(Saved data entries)
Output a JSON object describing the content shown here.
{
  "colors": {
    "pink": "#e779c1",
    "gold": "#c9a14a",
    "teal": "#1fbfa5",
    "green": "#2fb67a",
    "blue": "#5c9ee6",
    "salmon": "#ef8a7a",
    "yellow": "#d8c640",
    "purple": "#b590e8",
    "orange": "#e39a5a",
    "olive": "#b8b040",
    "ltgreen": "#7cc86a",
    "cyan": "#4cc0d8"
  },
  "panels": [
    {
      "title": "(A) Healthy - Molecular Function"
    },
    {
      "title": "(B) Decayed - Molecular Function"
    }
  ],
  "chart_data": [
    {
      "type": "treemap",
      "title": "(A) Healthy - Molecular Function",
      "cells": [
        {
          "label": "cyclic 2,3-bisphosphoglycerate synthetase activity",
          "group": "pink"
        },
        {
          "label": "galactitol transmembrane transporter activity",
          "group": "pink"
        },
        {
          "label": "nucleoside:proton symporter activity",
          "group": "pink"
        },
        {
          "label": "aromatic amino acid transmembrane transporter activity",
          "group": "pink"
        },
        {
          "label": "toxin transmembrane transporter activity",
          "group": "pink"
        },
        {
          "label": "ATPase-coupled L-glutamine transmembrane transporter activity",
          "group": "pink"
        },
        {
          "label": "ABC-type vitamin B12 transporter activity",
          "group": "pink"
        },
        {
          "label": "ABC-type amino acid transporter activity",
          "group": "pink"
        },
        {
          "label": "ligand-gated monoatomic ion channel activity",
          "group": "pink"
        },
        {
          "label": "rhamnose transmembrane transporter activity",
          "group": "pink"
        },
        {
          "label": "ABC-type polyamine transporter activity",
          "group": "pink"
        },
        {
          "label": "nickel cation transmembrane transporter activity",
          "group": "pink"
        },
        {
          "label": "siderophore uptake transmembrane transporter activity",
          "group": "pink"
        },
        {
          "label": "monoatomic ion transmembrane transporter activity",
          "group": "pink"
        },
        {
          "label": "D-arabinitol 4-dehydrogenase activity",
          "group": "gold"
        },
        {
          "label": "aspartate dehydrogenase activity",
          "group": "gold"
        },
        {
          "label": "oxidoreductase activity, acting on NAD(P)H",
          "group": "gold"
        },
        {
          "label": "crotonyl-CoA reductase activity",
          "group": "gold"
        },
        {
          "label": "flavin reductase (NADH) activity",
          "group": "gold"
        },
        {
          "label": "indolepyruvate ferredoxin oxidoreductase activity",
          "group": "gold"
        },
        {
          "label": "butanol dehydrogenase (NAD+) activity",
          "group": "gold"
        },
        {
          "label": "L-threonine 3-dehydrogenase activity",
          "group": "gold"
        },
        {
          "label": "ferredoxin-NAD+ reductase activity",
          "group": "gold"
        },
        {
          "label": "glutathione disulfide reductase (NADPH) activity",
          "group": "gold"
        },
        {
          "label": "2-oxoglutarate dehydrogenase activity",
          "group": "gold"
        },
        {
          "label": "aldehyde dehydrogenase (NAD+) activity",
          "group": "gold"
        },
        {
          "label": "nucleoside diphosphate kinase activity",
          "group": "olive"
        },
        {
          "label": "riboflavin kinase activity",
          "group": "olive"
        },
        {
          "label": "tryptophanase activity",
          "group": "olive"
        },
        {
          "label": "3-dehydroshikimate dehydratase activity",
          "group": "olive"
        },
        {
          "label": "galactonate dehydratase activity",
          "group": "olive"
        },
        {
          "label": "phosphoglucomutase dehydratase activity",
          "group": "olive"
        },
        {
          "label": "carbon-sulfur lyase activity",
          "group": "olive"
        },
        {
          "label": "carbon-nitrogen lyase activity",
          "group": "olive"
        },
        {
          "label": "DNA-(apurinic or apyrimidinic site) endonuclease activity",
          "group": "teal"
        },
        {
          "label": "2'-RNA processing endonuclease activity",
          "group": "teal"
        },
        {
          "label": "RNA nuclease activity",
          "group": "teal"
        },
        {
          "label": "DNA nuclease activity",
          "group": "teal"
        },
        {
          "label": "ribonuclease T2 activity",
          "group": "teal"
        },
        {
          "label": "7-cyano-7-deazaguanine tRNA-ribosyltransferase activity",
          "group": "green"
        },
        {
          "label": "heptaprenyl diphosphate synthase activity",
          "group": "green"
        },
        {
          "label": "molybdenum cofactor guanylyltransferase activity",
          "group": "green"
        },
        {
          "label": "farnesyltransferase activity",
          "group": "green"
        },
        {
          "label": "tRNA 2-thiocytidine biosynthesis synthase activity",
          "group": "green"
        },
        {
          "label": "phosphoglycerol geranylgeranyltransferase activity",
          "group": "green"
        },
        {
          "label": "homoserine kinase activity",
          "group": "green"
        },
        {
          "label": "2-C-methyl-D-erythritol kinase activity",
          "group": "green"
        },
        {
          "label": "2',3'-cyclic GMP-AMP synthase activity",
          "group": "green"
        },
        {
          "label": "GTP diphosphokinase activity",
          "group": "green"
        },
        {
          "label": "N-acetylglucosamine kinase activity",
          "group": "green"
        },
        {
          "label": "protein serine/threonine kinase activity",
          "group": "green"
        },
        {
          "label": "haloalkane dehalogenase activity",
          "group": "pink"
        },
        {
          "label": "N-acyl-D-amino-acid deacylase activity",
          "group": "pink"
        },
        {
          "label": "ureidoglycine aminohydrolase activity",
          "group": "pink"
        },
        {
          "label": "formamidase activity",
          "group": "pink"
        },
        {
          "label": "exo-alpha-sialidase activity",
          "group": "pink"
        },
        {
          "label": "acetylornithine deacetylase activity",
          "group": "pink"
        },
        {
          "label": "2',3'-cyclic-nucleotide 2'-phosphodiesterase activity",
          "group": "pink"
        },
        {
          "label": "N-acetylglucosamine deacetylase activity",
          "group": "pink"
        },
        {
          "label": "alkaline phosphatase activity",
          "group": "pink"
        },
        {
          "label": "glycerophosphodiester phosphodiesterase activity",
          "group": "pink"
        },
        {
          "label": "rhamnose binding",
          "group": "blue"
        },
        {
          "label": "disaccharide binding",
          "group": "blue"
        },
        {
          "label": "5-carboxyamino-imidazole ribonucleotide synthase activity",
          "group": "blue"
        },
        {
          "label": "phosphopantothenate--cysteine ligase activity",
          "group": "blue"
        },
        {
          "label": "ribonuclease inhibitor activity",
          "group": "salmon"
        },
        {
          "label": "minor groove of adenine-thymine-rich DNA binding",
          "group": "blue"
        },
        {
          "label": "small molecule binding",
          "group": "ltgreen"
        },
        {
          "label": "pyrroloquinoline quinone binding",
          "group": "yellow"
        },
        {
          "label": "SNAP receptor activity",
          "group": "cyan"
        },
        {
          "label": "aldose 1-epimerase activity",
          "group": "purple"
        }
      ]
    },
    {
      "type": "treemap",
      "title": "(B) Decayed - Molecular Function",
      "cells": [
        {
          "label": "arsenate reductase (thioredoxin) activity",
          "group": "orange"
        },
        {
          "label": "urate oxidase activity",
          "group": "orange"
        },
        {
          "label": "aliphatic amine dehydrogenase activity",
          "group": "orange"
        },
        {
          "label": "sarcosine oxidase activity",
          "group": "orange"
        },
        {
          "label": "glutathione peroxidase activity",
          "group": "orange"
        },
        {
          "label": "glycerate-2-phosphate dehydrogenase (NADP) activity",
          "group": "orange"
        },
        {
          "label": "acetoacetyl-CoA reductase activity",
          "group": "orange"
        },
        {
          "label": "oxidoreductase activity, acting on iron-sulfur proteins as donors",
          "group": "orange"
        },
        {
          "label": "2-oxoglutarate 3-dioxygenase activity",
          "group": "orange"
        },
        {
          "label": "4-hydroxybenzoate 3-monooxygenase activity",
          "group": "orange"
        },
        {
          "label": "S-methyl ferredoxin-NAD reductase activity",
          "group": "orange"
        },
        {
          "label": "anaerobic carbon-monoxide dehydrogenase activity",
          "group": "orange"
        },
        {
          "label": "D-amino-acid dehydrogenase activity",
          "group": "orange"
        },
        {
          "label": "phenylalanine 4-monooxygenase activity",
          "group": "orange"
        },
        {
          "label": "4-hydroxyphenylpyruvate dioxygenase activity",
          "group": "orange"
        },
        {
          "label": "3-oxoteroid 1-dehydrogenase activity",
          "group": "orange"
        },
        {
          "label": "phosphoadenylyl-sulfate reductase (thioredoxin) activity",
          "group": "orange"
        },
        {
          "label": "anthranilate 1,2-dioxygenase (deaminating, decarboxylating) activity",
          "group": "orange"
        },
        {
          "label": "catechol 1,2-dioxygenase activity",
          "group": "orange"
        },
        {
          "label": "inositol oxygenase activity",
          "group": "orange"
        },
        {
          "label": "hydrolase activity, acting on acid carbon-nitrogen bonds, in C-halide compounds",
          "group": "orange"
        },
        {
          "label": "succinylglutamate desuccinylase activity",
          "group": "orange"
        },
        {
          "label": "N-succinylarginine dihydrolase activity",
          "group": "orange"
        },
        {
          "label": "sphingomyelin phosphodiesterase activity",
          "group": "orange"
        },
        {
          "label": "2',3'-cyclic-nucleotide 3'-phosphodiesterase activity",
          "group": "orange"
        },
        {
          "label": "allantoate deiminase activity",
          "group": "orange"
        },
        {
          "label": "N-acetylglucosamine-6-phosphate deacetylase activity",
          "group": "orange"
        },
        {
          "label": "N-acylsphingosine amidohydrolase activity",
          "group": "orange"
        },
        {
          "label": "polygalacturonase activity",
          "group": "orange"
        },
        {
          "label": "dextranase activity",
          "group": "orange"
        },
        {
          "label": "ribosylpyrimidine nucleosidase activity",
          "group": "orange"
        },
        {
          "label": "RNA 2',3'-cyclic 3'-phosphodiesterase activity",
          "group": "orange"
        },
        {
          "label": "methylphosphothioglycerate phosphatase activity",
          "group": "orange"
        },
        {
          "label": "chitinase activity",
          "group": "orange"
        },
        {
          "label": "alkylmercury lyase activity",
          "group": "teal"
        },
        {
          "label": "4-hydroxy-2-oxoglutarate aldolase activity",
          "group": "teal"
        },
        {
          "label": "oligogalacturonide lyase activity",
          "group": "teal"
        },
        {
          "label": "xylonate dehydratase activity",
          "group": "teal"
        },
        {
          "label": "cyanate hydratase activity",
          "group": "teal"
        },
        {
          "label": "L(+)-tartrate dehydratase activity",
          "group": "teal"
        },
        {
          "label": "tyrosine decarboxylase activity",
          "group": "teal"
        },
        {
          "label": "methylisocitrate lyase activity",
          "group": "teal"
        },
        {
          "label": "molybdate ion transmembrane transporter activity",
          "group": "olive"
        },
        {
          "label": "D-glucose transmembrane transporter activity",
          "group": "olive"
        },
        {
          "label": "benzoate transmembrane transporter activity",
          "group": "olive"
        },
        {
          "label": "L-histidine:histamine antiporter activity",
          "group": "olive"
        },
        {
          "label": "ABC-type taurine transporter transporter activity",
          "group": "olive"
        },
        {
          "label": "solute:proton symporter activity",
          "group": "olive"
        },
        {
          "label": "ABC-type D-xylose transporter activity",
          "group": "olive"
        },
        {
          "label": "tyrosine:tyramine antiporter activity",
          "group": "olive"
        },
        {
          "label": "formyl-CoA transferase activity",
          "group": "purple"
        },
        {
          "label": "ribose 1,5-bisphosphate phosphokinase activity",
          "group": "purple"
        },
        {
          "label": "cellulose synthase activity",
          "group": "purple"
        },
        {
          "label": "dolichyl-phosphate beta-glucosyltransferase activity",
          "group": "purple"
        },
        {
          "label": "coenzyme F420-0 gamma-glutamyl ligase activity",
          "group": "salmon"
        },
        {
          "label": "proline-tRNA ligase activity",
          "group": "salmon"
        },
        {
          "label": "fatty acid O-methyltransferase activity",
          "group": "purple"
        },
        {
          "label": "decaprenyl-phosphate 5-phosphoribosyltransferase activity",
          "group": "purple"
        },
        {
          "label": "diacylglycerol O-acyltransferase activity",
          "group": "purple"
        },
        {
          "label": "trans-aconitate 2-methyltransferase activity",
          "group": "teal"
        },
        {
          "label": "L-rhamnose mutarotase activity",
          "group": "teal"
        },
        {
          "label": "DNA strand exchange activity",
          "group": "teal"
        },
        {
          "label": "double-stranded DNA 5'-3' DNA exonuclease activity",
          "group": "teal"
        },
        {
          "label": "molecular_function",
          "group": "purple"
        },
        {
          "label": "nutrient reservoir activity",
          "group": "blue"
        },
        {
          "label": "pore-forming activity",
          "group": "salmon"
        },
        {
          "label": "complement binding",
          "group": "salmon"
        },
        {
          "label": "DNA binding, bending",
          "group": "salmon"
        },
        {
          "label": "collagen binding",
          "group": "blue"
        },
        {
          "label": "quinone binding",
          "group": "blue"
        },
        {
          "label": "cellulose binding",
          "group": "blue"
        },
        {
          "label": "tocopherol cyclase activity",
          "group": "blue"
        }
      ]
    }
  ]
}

ABOUT THIS EXERCISE → Identify every line above that includes the word "rhamnose", and show those lines.

REPLY TO THE TASK →
          "label": "rhamnose transmembrane transporter activity",
          "label": "rhamnose binding",
          "label": "L-rhamnose mutarotase activity",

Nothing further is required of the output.